== The request ==
Return, word for word, every line that follows.

== Provided information ==
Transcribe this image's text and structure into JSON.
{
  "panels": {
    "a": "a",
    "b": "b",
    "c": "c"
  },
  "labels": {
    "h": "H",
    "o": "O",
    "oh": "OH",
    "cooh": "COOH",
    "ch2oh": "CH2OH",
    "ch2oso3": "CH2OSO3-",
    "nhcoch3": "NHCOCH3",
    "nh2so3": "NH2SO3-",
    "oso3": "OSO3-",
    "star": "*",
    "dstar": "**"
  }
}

== Solved exercise ==
Transcribe this image's text and structure into JSON.
{
  "panels": {
    "a": "a",
    "b": "b",
    "c": "c"
  },
  "labels": {
    "h": "H",
    "o": "O",
    "oh": "OH",
    "cooh": "COOH",
    "ch2oh": "CH2OH",
    "ch2oso3": "CH2OSO3-",
    "nhcoch3": "NHCOCH3",
    "nh2so3": "NH2SO3-",
    "oso3": "OSO3-",
    "star": "*",
    "dstar": "**"
  }
}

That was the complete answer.